>>>>
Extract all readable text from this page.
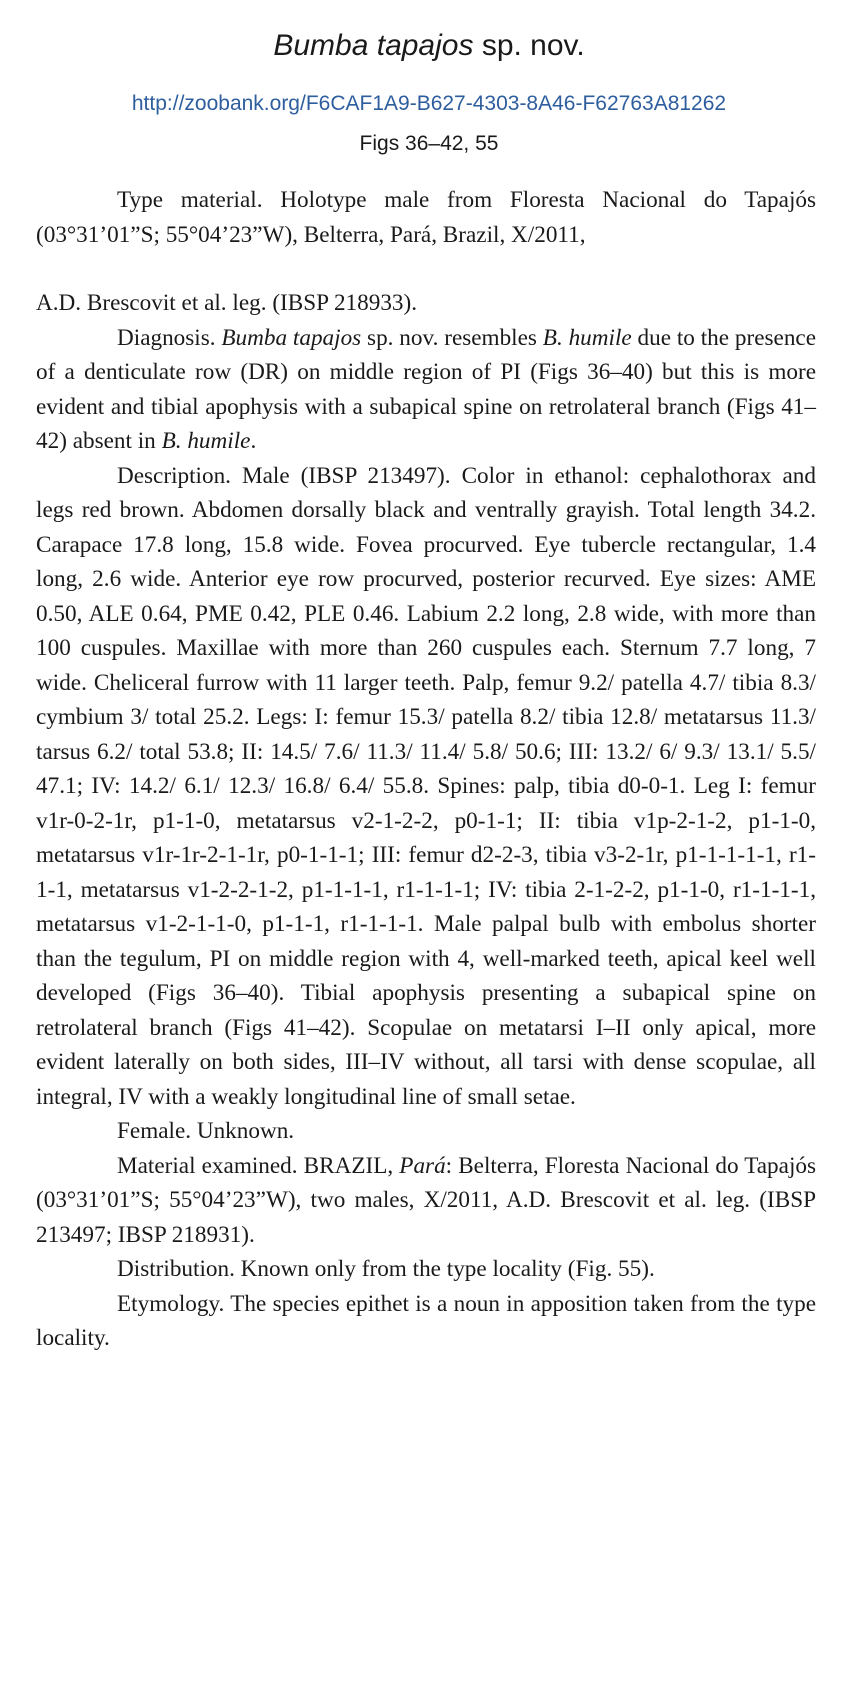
Bumba tapajos sp. nov.
http://zoobank.org/F6CAF1A9-B627-4303-8A46-F62763A81262
Figs 36–42, 55

Type material. Holotype male from Floresta Nacional do Tapajós (03°31’01”S; 55°04’23”W), Belterra, Pará, Brazil, X/2011,

A.D. Brescovit et al. leg. (IBSP 218933).

Diagnosis. Bumba tapajos sp. nov. resembles B. humile due to the presence of a denticulate row (DR) on middle region of PI (Figs 36–40) but this is more evident and tibial apophysis with a subapical spine on retrolateral branch (Figs 41–42) absent in B. humile.

Description. Male (IBSP 213497). Color in ethanol: cephalothorax and legs red brown. Abdomen dorsally black and ventrally grayish. Total length 34.2. Carapace 17.8 long, 15.8 wide. Fovea procurved. Eye tubercle rectangular, 1.4 long, 2.6 wide. Anterior eye row procurved, posterior recurved. Eye sizes: AME 0.50, ALE 0.64, PME 0.42, PLE 0.46. Labium 2.2 long, 2.8 wide, with more than 100 cuspules. Maxillae with more than 260 cuspules each. Sternum 7.7 long, 7 wide. Cheliceral furrow with 11 larger teeth. Palp, femur 9.2/ patella 4.7/ tibia 8.3/ cymbium 3/ total 25.2. Legs: I: femur 15.3/ patella 8.2/ tibia 12.8/ metatarsus 11.3/ tarsus 6.2/ total 53.8; II: 14.5/ 7.6/ 11.3/ 11.4/ 5.8/ 50.6; III: 13.2/ 6/ 9.3/ 13.1/ 5.5/ 47.1; IV: 14.2/ 6.1/ 12.3/ 16.8/ 6.4/ 55.8. Spines: palp, tibia d0-0-1. Leg I: femur v1r-0-2-1r, p1-1-0, metatarsus v2-1-2-2, p0-1-1; II: tibia v1p-2-1-2, p1-1-0, metatarsus v1r-1r-2-1-1r, p0-1-1-1; III: femur d2-2-3, tibia v3-2-1r, p1-1-1-1-1, r1-1-1, metatarsus v1-2-2-1-2, p1-1-1-1, r1-1-1-1; IV: tibia 2-1-2-2, p1-1-0, r1-1-1-1, metatarsus v1-2-1-1-0, p1-1-1, r1-1-1-1. Male palpal bulb with embolus shorter than the tegulum, PI on middle region with 4, well-marked teeth, apical keel well developed (Figs 36–40). Tibial apophysis presenting a subapical spine on retrolateral branch (Figs 41–42). Scopulae on metatarsi I–II only apical, more evident laterally on both sides, III–IV without, all tarsi with dense scopulae, all integral, IV with a weakly longitudinal line of small setae.

Female. Unknown.

Material examined. BRAZIL, Pará: Belterra, Floresta Nacional do Tapajós (03°31’01”S; 55°04’23”W), two males, X/2011, A.D. Brescovit et al. leg. (IBSP 213497; IBSP 218931).

Distribution. Known only from the type locality (Fig. 55).

Etymology. The species epithet is a noun in apposition taken from the type locality.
<<<<
**Stated exercise:**
For each line of the listing that holds the word "Brescovit", show that line.

**Written solution:**
A.D. Brescovit et al. leg. (IBSP 218933).
Material examined. BRAZIL, Pará: Belterra, Floresta Nacional do Tapajós (03°31’01”S; 55°04’23”W), two males, X/2011, A.D. Brescovit et al. leg. (IBSP 213497; IBSP 218931).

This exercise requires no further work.